### Exercise
Copy each line of the material below that includes the string "title".

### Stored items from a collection
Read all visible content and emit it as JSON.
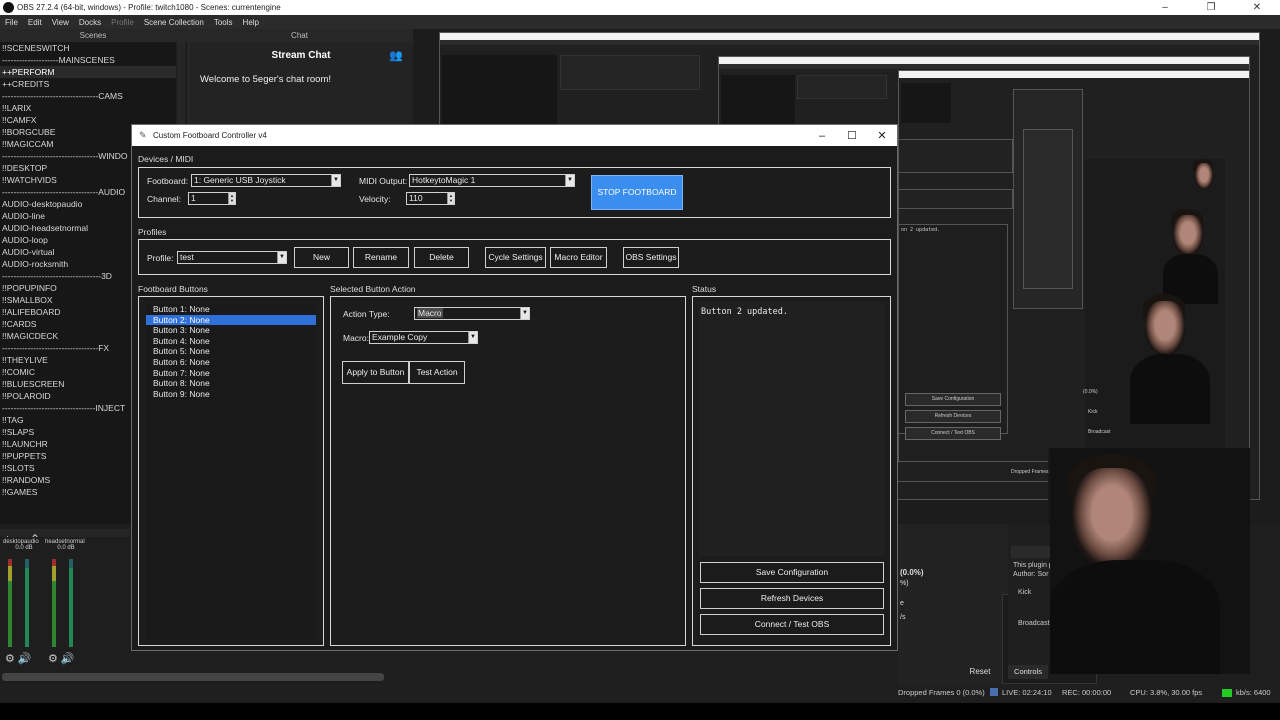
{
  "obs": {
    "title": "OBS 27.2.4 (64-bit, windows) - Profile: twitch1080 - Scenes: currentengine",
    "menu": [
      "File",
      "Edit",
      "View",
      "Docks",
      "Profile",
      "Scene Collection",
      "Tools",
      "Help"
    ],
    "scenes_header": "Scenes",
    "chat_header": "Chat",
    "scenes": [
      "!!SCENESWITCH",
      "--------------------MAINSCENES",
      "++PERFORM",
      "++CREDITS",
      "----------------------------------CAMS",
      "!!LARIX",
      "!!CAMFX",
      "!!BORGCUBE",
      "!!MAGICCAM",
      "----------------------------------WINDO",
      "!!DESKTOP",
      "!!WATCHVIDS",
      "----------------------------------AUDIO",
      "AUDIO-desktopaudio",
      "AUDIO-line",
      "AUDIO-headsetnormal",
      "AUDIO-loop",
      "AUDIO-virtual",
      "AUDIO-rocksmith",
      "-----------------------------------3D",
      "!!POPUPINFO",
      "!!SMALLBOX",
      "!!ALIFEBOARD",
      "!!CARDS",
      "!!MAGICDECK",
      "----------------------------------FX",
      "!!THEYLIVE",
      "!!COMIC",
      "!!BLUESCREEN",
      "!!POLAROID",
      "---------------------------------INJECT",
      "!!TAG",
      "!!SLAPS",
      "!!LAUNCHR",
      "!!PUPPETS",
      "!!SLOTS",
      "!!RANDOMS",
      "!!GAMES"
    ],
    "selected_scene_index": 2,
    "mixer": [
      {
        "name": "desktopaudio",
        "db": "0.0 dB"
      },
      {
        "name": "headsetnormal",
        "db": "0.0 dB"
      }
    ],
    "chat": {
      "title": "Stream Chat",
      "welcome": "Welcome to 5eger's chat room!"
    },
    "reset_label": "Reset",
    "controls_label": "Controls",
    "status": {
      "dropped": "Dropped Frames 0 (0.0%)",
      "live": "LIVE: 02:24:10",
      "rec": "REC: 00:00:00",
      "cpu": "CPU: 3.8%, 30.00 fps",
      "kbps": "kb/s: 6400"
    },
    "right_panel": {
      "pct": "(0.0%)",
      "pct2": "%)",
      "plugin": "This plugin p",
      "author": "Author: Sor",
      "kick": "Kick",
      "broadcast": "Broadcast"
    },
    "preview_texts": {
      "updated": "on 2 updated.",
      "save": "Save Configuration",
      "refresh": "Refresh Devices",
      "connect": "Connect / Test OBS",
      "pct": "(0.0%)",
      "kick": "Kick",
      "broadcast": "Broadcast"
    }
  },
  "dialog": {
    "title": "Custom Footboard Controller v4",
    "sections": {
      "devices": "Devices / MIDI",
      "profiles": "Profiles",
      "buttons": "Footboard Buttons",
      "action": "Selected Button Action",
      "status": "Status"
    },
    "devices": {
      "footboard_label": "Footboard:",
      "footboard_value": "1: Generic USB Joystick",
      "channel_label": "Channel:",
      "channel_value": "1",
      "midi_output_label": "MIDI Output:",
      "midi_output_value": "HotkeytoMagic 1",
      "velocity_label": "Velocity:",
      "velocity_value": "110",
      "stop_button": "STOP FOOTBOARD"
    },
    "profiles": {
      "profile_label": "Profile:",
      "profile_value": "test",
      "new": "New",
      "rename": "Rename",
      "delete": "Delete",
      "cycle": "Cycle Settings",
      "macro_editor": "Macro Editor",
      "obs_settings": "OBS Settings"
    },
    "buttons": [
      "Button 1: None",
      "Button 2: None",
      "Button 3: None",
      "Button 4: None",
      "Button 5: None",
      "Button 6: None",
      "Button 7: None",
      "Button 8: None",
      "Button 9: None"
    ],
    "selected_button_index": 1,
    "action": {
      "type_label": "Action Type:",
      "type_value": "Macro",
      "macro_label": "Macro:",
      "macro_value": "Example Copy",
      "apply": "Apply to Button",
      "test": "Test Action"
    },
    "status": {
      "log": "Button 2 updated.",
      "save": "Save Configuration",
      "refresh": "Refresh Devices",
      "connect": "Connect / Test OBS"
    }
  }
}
...
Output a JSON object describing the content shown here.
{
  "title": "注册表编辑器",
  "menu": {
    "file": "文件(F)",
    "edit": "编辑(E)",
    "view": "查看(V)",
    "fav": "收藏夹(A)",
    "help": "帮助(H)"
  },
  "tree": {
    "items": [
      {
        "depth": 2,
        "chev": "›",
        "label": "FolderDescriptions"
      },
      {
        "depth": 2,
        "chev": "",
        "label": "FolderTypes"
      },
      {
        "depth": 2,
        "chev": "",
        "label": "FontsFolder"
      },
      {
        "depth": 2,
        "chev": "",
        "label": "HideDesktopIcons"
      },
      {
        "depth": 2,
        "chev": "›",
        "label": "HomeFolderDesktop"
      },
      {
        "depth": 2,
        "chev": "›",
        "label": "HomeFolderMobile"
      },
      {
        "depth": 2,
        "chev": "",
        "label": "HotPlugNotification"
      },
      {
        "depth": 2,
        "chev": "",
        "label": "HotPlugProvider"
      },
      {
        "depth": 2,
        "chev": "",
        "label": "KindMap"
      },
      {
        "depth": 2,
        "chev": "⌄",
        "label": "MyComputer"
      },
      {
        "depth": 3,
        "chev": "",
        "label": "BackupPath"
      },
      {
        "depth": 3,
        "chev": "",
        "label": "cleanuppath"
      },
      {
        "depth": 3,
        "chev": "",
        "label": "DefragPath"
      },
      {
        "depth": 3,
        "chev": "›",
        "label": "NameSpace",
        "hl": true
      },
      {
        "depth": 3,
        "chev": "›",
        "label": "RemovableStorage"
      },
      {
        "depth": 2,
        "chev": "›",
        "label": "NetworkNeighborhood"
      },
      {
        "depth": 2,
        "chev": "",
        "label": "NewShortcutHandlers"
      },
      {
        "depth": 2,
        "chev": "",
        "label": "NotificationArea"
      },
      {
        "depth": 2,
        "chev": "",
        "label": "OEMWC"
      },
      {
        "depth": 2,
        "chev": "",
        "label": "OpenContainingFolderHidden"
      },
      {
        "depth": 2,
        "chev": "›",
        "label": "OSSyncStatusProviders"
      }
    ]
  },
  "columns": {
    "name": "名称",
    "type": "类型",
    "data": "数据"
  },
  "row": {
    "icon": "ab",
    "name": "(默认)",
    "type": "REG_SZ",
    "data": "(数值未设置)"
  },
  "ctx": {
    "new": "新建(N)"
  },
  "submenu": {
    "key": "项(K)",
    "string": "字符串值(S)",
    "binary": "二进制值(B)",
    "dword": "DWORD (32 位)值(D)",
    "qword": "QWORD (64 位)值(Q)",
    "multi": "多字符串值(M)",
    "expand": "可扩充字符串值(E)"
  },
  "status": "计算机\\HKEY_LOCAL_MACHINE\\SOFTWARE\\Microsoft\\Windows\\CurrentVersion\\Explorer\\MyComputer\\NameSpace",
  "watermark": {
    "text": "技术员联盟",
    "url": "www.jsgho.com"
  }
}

### Answer in full
    "title": "OBS 27.2.4 (64-bit, windows) - Profile: twitch1080 - Scenes: currentengine",
      "title": "Stream Chat",
    "title": "Custom Footboard Controller v4",
  "title": "注册表编辑器",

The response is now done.